#### What is required
In full and without alteration, give the listing again.

#### Data supplied
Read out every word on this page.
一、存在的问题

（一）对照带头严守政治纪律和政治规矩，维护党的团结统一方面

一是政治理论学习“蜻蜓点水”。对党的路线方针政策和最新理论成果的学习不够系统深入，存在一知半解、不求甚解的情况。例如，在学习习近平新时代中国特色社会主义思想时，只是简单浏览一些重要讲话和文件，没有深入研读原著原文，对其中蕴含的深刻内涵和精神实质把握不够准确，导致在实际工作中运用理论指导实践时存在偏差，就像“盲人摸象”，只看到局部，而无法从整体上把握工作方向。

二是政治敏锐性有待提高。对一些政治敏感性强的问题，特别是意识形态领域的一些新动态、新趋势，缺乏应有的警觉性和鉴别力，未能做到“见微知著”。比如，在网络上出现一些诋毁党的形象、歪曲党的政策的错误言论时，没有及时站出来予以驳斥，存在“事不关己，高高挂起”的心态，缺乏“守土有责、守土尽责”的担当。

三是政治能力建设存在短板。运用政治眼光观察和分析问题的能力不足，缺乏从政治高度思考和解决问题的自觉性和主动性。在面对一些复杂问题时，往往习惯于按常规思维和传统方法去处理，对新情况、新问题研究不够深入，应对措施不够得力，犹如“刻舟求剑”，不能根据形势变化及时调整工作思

#### Written answer
Read out every word on this page.
一、存在的问题

（一）对照带头严守政治纪律和政治规矩，维护党的团结统一方面

一是政治理论学习“蜻蜓点水”。对党的路线方针政策和最新理论成果的学习不够系统深入，存在一知半解、不求甚解的情况。例如，在学习习近平新时代中国特色社会主义思想时，只是简单浏览一些重要讲话和文件，没有深入研读原著原文，对其中蕴含的深刻内涵和精神实质把握不够准确，导致在实际工作中运用理论指导实践时存在偏差，就像“盲人摸象”，只看到局部，而无法从整体上把握工作方向。

二是政治敏锐性有待提高。对一些政治敏感性强的问题，特别是意识形态领域的一些新动态、新趋势，缺乏应有的警觉性和鉴别力，未能做到“见微知著”。比如，在网络上出现一些诋毁党的形象、歪曲党的政策的错误言论时，没有及时站出来予以驳斥，存在“事不关己，高高挂起”的心态，缺乏“守土有责、守土尽责”的担当。

三是政治能力建设存在短板。运用政治眼光观察和分析问题的能力不足，缺乏从政治高度思考和解决问题的自觉性和主动性。在面对一些复杂问题时，往往习惯于按常规思维和传统方法去处理，对新情况、新问题研究不够深入，应对措施不够得力，犹如“刻舟求剑”，不能根据形势变化及时调整工作思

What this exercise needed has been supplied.